START RECORDS FOR THIS EXERCISE
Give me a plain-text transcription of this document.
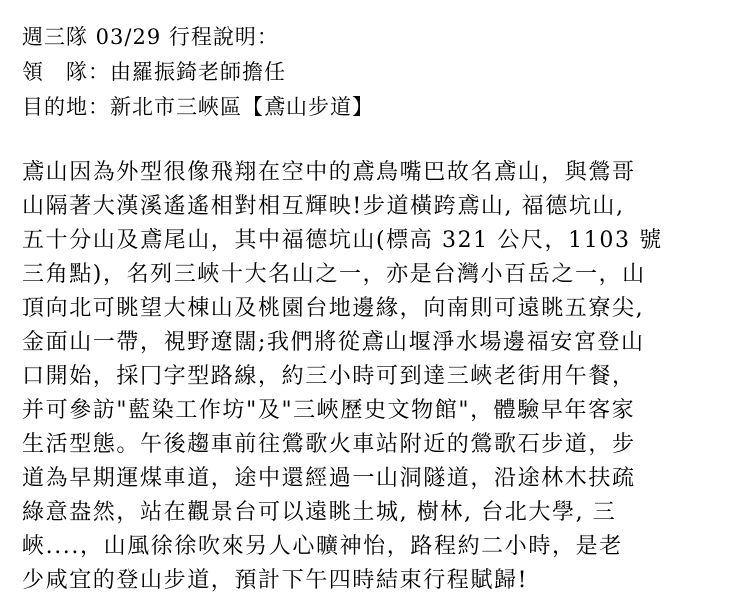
週三隊 03/29 行程說明：
領　隊：由羅振錡老師擔任
目的地：新北市三峽區【鳶山步道】
鳶山因為外型很像飛翔在空中的鳶鳥嘴巴故名鳶山，與鶯哥
山隔著大漢溪遙遙相對相互輝映!步道橫跨鳶山, 福德坑山,
五十分山及鳶尾山，其中福德坑山(標高 321 公尺，1103 號
三角點)，名列三峽十大名山之一，亦是台灣小百岳之一，山
頂向北可眺望大棟山及桃園台地邊緣，向南則可遠眺五寮尖,
金面山一帶，視野遼闊;我們將從鳶山堰淨水場邊福安宮登山
口開始，採冂字型路線，約三小時可到達三峽老街用午餐，
并可參訪"藍染工作坊"及"三峽歷史文物館"，體驗早年客家
生活型態。午後趨車前往鶯歌火車站附近的鶯歌石步道，步
道為早期運煤車道，途中還經過一山洞隧道，沿途林木扶疏
綠意盎然，站在觀景台可以遠眺土城, 樹林, 台北大學, 三
峽....，山風徐徐吹來另人心曠神怡，路程約二小時，是老
少咸宜的登山步道，預計下午四時結束行程賦歸!
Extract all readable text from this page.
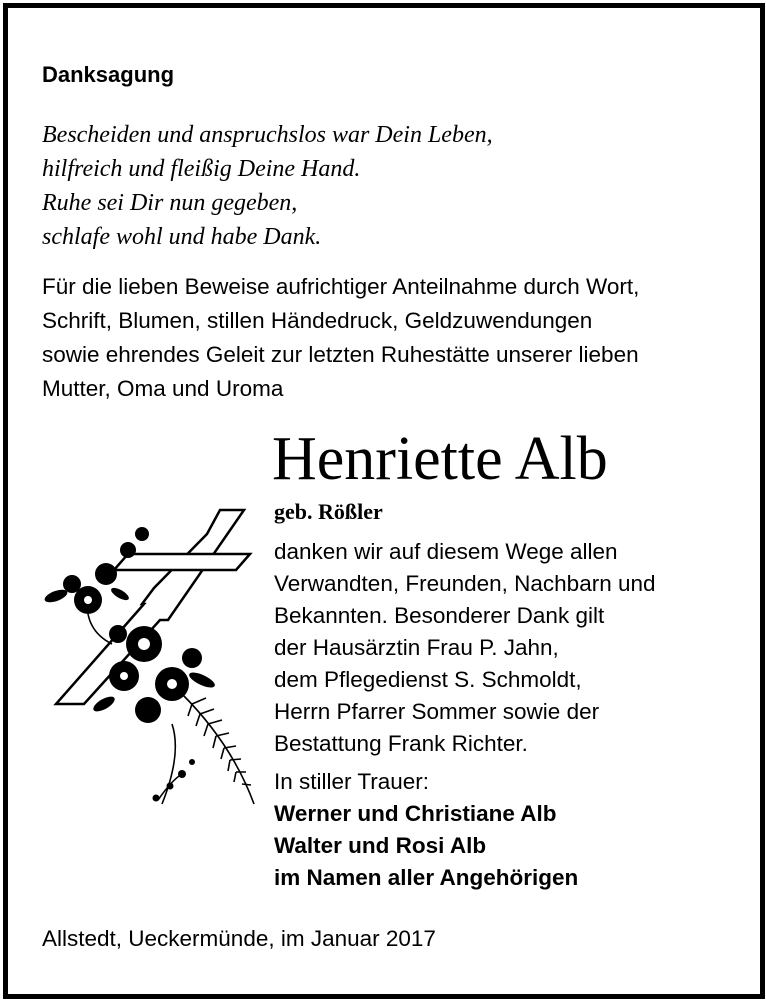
Danksagung
Bescheiden und anspruchslos war Dein Leben,
hilfreich und fleißig Deine Hand.
Ruhe sei Dir nun gegeben,
schlafe wohl und habe Dank.
Für die lieben Beweise aufrichtiger Anteilnahme durch Wort,
Schrift, Blumen, stillen Händedruck, Geldzuwendungen
sowie ehrendes Geleit zur letzten Ruhestätte unserer lieben
Mutter, Oma und Uroma
Henriette Alb
geb. Rößler
danken wir auf diesem Wege allen
Verwandten, Freunden, Nachbarn und
Bekannten. Besonderer Dank gilt
der Hausärztin Frau P. Jahn,
dem Pflegedienst S. Schmoldt,
Herrn Pfarrer Sommer sowie der
Bestattung Frank Richter.
In stiller Trauer:
Werner und Christiane Alb
Walter und Rosi Alb
im Namen aller Angehörigen
Allstedt, Ueckermünde, im Januar 2017
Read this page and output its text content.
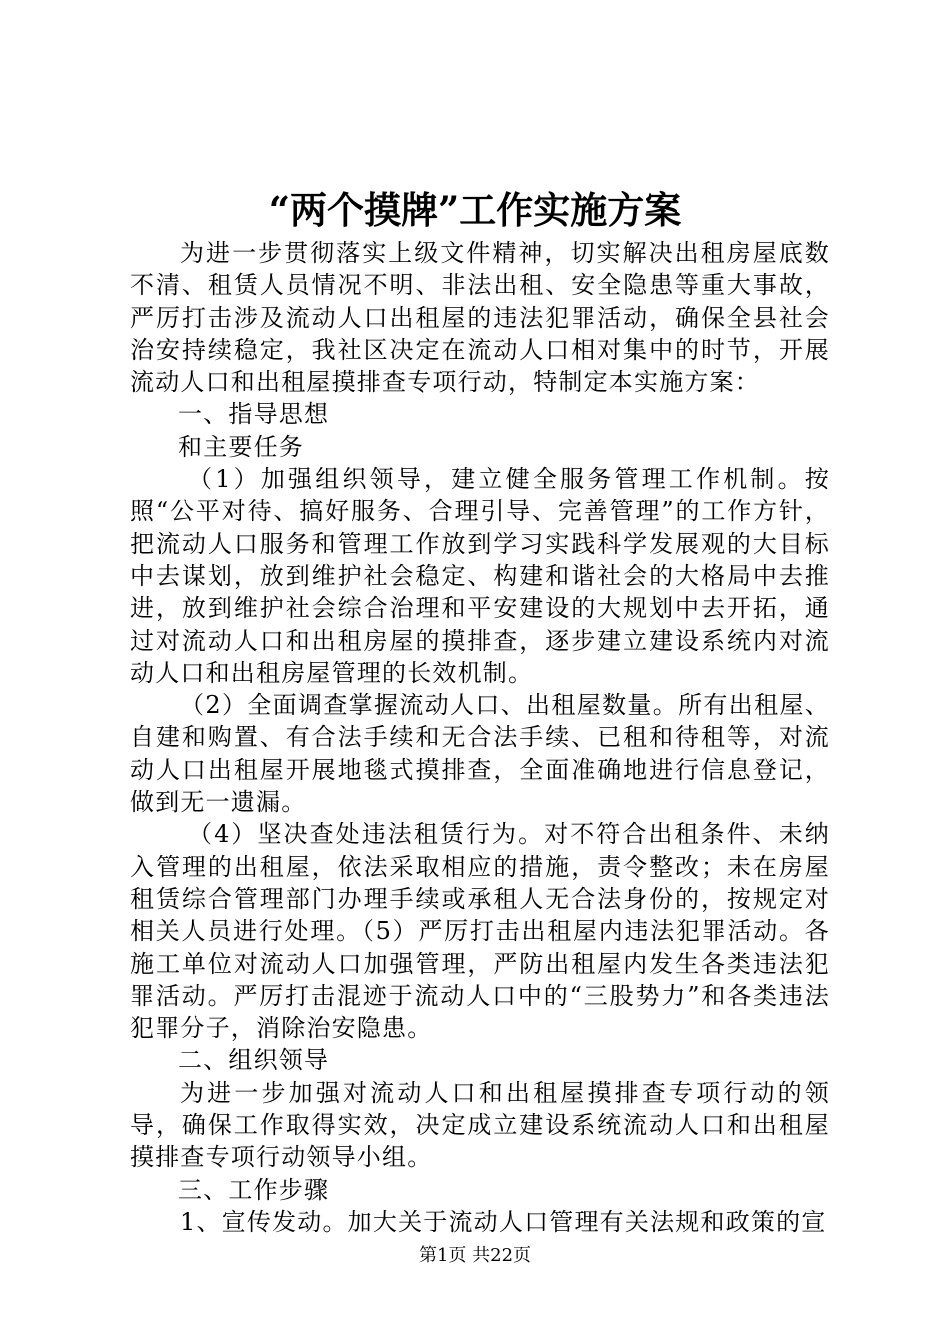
“两个摸牌”工作实施方案

为进一步贯彻落实上级文件精神，切实解决出租房屋底数不清、租赁人员情况不明、非法出租、安全隐患等重大事故，严厉打击涉及流动人口出租屋的违法犯罪活动，确保全县社会治安持续稳定，我社区决定在流动人口相对集中的时节，开展流动人口和出租屋摸排查专项行动，特制定本实施方案：

一、指导思想

和主要任务

（1）加强组织领导，建立健全服务管理工作机制。按照“公平对待、搞好服务、合理引导、完善管理”的工作方针，把流动人口服务和管理工作放到学习实践科学发展观的大目标中去谋划，放到维护社会稳定、构建和谐社会的大格局中去推进，放到维护社会综合治理和平安建设的大规划中去开拓，通过对流动人口和出租房屋的摸排查，逐步建立建设系统内对流动人口和出租房屋管理的长效机制。

（2）全面调查掌握流动人口、出租屋数量。所有出租屋、自建和购置、有合法手续和无合法手续、已租和待租等，对流动人口出租屋开展地毯式摸排查，全面准确地进行信息登记，做到无一遗漏。

（4）坚决查处违法租赁行为。对不符合出租条件、未纳入管理的出租屋，依法采取相应的措施，责令整改；未在房屋租赁综合管理部门办理手续或承租人无合法身份的，按规定对相关人员进行处理。（5）严厉打击出租屋内违法犯罪活动。各施工单位对流动人口加强管理，严防出租屋内发生各类违法犯罪活动。严厉打击混迹于流动人口中的“三股势力”和各类违法犯罪分子，消除治安隐患。

二、组织领导

为进一步加强对流动人口和出租屋摸排查专项行动的领导，确保工作取得实效，决定成立建设系统流动人口和出租屋摸排查专项行动领导小组。

三、工作步骤

1、宣传发动。加大关于流动人口管理有关法规和政策的宣

第1页 共22页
END RECORDS FOR THIS EXERCISE
• _INSTRUCTION_
Copy out each record shown above without alteration, skipping any picture.

• _ANSWER FOR THE TASK_
Give me a plain-text transcription of this document.
週三隊 03/29 行程說明：
領　隊：由羅振錡老師擔任
目的地：新北市三峽區【鳶山步道】
鳶山因為外型很像飛翔在空中的鳶鳥嘴巴故名鳶山，與鶯哥
山隔著大漢溪遙遙相對相互輝映!步道橫跨鳶山, 福德坑山,
五十分山及鳶尾山，其中福德坑山(標高 321 公尺，1103 號
三角點)，名列三峽十大名山之一，亦是台灣小百岳之一，山
頂向北可眺望大棟山及桃園台地邊緣，向南則可遠眺五寮尖,
金面山一帶，視野遼闊;我們將從鳶山堰淨水場邊福安宮登山
口開始，採冂字型路線，約三小時可到達三峽老街用午餐，
并可參訪"藍染工作坊"及"三峽歷史文物館"，體驗早年客家
生活型態。午後趨車前往鶯歌火車站附近的鶯歌石步道，步
道為早期運煤車道，途中還經過一山洞隧道，沿途林木扶疏
綠意盎然，站在觀景台可以遠眺土城, 樹林, 台北大學, 三
峽....，山風徐徐吹來另人心曠神怡，路程約二小時，是老
少咸宜的登山步道，預計下午四時結束行程賦歸!
Extract all readable text from this page.
Danksagung
Bescheiden und anspruchslos war Dein Leben,
hilfreich und fleißig Deine Hand.
Ruhe sei Dir nun gegeben,
schlafe wohl und habe Dank.
Für die lieben Beweise aufrichtiger Anteilnahme durch Wort,
Schrift, Blumen, stillen Händedruck, Geldzuwendungen
sowie ehrendes Geleit zur letzten Ruhestätte unserer lieben
Mutter, Oma und Uroma
Henriette Alb
geb. Rößler
danken wir auf diesem Wege allen
Verwandten, Freunden, Nachbarn und
Bekannten. Besonderer Dank gilt
der Hausärztin Frau P. Jahn,
dem Pflegedienst S. Schmoldt,
Herrn Pfarrer Sommer sowie der
Bestattung Frank Richter.
In stiller Trauer:
Werner und Christiane Alb
Walter und Rosi Alb
im Namen aller Angehörigen
Allstedt, Ueckermünde, im Januar 2017
Read this page and output its text content.
“两个摸牌”工作实施方案

为进一步贯彻落实上级文件精神，切实解决出租房屋底数不清、租赁人员情况不明、非法出租、安全隐患等重大事故，严厉打击涉及流动人口出租屋的违法犯罪活动，确保全县社会治安持续稳定，我社区决定在流动人口相对集中的时节，开展流动人口和出租屋摸排查专项行动，特制定本实施方案：

一、指导思想

和主要任务

（1）加强组织领导，建立健全服务管理工作机制。按照“公平对待、搞好服务、合理引导、完善管理”的工作方针，把流动人口服务和管理工作放到学习实践科学发展观的大目标中去谋划，放到维护社会稳定、构建和谐社会的大格局中去推进，放到维护社会综合治理和平安建设的大规划中去开拓，通过对流动人口和出租房屋的摸排查，逐步建立建设系统内对流动人口和出租房屋管理的长效机制。

（2）全面调查掌握流动人口、出租屋数量。所有出租屋、自建和购置、有合法手续和无合法手续、已租和待租等，对流动人口出租屋开展地毯式摸排查，全面准确地进行信息登记，做到无一遗漏。

（4）坚决查处违法租赁行为。对不符合出租条件、未纳入管理的出租屋，依法采取相应的措施，责令整改；未在房屋租赁综合管理部门办理手续或承租人无合法身份的，按规定对相关人员进行处理。（5）严厉打击出租屋内违法犯罪活动。各施工单位对流动人口加强管理，严防出租屋内发生各类违法犯罪活动。严厉打击混迹于流动人口中的“三股势力”和各类违法犯罪分子，消除治安隐患。

二、组织领导

为进一步加强对流动人口和出租屋摸排查专项行动的领导，确保工作取得实效，决定成立建设系统流动人口和出租屋摸排查专项行动领导小组。

三、工作步骤

1、宣传发动。加大关于流动人口管理有关法规和政策的宣

第1页 共22页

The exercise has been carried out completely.